=== REQUIREMENT ===
Extract every line starting at the line that contains "Give me the" and ending with the final line of the data, inclusive; give only those lines, word for word.

Stored data entries

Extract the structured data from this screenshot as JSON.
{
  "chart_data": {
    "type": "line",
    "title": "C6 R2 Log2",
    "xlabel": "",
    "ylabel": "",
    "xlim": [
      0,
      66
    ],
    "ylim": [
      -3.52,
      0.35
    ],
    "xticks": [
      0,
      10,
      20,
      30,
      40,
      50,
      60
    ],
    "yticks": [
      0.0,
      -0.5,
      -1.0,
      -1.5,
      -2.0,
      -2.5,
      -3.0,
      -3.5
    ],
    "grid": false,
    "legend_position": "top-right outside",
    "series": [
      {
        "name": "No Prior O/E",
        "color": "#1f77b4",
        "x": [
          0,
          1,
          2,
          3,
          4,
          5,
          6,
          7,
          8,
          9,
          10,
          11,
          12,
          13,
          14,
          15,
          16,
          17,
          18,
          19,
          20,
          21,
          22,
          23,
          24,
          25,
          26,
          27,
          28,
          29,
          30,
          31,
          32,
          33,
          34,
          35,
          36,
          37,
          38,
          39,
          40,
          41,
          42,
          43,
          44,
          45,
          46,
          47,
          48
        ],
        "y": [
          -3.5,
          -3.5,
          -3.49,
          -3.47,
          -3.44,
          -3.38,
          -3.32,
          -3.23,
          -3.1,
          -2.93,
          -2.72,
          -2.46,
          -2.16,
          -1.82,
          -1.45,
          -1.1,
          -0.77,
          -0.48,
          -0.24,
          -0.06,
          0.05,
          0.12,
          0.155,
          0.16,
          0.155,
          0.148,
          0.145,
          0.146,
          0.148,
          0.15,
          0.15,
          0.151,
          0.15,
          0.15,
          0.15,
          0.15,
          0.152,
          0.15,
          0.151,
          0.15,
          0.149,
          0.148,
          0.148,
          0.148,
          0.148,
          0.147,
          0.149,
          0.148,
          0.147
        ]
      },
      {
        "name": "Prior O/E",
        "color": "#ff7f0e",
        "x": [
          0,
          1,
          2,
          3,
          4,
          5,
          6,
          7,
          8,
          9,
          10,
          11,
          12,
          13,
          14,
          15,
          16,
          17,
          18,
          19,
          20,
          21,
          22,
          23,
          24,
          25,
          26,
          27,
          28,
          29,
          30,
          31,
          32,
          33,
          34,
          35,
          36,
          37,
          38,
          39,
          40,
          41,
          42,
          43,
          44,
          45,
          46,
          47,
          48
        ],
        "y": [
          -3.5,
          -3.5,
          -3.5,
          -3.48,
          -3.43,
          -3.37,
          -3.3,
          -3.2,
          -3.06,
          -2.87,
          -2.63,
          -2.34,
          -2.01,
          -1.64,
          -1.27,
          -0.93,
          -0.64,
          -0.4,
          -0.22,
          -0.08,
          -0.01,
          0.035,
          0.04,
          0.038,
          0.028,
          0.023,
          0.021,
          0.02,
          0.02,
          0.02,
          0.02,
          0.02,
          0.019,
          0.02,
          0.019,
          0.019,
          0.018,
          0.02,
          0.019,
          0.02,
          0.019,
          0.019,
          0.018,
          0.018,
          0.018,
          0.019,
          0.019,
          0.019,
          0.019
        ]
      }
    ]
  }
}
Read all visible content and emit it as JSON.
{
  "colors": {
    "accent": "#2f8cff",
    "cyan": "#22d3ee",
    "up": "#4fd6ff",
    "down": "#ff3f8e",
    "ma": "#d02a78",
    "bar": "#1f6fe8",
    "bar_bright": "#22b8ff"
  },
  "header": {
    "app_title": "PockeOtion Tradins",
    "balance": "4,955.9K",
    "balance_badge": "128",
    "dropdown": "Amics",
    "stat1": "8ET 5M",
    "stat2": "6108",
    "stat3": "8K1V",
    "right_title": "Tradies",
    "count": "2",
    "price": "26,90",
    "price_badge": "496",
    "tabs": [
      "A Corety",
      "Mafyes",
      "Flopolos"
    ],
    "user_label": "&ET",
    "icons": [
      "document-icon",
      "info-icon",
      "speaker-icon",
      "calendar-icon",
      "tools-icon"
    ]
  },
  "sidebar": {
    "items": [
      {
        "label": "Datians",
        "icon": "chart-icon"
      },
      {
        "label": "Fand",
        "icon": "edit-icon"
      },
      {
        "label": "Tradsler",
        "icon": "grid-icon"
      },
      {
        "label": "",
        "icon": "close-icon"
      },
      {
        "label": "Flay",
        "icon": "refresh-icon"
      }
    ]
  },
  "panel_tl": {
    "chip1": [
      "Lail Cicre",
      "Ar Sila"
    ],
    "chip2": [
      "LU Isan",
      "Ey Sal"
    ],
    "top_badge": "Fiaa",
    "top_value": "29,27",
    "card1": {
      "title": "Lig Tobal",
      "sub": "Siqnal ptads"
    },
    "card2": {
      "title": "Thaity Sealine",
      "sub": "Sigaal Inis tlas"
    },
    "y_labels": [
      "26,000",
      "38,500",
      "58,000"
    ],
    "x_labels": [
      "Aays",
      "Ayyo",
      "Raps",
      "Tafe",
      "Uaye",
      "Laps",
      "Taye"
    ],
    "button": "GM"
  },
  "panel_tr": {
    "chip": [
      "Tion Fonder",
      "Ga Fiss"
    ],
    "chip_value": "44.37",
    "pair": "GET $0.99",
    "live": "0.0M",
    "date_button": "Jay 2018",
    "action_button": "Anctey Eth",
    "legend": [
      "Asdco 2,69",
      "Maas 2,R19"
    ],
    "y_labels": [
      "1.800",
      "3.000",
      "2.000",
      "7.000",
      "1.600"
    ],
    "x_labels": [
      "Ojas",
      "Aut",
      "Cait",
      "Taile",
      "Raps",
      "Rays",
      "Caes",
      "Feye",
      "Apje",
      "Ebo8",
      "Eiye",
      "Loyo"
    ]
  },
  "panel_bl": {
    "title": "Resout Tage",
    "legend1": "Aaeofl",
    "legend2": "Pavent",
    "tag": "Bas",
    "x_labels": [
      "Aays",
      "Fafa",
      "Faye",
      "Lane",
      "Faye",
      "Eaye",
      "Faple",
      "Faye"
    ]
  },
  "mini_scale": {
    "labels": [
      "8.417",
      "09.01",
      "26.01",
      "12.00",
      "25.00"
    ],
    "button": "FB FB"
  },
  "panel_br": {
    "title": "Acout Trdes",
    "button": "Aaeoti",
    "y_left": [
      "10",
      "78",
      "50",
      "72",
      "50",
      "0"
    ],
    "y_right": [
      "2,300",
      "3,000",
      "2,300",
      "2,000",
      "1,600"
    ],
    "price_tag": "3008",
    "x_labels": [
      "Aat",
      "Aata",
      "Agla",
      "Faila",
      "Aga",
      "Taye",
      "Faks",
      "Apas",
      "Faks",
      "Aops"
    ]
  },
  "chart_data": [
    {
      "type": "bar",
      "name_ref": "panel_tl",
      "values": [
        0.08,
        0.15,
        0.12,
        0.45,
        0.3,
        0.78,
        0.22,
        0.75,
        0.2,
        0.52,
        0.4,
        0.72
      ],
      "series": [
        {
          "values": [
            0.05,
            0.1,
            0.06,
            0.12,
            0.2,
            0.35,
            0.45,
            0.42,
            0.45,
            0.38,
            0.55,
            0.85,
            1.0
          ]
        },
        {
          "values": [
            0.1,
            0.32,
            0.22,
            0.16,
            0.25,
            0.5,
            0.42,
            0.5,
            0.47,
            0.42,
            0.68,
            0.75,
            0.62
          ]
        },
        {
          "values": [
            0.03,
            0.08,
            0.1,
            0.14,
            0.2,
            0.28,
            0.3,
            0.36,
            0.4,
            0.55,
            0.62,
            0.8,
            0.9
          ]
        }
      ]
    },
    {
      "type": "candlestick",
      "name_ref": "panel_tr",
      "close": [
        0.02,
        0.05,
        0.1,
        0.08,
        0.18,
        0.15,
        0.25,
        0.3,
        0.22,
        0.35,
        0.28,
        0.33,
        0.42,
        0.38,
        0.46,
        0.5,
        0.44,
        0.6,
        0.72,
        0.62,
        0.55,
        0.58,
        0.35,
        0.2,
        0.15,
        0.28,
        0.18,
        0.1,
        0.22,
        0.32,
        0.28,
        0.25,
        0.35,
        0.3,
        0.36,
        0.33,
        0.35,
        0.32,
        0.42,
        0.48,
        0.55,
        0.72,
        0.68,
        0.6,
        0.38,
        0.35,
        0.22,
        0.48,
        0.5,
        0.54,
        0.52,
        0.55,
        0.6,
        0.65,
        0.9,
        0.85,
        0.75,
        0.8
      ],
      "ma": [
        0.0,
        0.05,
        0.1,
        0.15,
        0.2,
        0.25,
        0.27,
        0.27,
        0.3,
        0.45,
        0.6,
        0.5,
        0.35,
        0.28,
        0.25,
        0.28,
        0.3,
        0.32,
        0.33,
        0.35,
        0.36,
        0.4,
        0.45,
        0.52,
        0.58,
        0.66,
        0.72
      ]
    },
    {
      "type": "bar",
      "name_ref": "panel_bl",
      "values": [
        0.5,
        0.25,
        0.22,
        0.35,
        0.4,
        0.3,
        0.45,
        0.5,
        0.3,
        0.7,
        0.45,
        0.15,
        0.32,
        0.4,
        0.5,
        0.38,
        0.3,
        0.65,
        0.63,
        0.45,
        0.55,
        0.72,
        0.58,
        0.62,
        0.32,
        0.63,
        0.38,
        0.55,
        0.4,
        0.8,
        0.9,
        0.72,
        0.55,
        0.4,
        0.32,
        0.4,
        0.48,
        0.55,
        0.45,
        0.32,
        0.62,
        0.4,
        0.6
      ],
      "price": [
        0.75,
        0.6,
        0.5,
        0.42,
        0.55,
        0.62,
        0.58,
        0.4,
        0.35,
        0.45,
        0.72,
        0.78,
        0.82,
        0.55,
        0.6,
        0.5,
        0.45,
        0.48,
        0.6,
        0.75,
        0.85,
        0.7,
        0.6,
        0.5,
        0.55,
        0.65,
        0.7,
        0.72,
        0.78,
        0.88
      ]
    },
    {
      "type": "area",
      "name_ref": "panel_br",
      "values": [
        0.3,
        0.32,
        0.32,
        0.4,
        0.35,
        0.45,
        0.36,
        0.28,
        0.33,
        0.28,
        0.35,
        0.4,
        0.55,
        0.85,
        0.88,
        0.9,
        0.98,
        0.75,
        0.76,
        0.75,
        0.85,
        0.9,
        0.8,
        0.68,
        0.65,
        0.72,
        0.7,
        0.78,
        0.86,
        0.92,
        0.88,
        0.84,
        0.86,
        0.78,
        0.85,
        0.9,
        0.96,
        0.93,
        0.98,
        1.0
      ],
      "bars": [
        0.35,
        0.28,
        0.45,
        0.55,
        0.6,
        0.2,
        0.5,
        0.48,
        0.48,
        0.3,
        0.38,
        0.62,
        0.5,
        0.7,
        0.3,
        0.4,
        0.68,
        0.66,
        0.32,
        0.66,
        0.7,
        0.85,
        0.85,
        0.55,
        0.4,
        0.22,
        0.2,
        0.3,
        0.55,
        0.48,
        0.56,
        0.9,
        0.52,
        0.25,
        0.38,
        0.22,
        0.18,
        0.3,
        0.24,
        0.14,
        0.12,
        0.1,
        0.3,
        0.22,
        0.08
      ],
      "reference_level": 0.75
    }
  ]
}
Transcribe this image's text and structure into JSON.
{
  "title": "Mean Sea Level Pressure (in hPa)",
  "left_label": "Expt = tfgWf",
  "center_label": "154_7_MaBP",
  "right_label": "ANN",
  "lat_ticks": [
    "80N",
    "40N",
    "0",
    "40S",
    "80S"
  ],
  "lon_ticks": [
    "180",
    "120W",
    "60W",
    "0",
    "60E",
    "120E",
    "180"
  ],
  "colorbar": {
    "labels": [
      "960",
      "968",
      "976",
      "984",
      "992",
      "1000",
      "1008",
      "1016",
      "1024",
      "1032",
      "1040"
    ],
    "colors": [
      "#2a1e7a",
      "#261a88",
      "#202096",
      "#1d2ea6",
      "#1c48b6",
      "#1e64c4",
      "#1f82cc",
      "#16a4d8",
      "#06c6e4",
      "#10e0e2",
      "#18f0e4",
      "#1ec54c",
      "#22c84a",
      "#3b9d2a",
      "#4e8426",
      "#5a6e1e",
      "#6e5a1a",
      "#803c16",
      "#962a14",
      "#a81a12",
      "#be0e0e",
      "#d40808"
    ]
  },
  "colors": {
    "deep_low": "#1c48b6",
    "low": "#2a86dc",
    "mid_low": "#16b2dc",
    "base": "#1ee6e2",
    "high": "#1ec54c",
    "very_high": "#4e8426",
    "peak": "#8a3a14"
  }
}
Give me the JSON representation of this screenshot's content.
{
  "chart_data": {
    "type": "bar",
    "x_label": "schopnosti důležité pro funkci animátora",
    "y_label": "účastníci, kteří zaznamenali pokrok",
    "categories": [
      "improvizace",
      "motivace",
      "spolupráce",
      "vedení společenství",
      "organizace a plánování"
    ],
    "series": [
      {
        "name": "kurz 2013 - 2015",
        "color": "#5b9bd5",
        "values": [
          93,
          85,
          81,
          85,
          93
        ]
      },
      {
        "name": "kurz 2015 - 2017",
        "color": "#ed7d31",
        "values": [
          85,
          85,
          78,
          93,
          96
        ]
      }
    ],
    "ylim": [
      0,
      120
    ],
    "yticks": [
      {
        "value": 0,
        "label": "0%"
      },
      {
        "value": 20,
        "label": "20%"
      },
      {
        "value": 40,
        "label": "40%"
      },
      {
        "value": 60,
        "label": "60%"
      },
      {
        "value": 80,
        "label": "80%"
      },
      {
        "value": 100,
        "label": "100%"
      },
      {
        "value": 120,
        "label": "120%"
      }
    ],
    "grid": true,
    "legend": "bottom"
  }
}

=== RIGHT ANSWER ===
Give me the JSON representation of this screenshot's content.
{
  "chart_data": {
    "type": "bar",
    "x_label": "schopnosti důležité pro funkci animátora",
    "y_label": "účastníci, kteří zaznamenali pokrok",
    "categories": [
      "improvizace",
      "motivace",
      "spolupráce",
      "vedení společenství",
      "organizace a plánování"
    ],
    "series": [
      {
        "name": "kurz 2013 - 2015",
        "color": "#5b9bd5",
        "values": [
          93,
          85,
          81,
          85,
          93
        ]
      },
      {
        "name": "kurz 2015 - 2017",
        "color": "#ed7d31",
        "values": [
          85,
          85,
          78,
          93,
          96
        ]
      }
    ],
    "ylim": [
      0,
      120
    ],
    "yticks": [
      {
        "value": 0,
        "label": "0%"
      },
      {
        "value": 20,
        "label": "20%"
      },
      {
        "value": 40,
        "label": "40%"
      },
      {
        "value": 60,
        "label": "60%"
      },
      {
        "value": 80,
        "label": "80%"
      },
      {
        "value": 100,
        "label": "100%"
      },
      {
        "value": 120,
        "label": "120%"
      }
    ],
    "grid": true,
    "legend": "bottom"
  }
}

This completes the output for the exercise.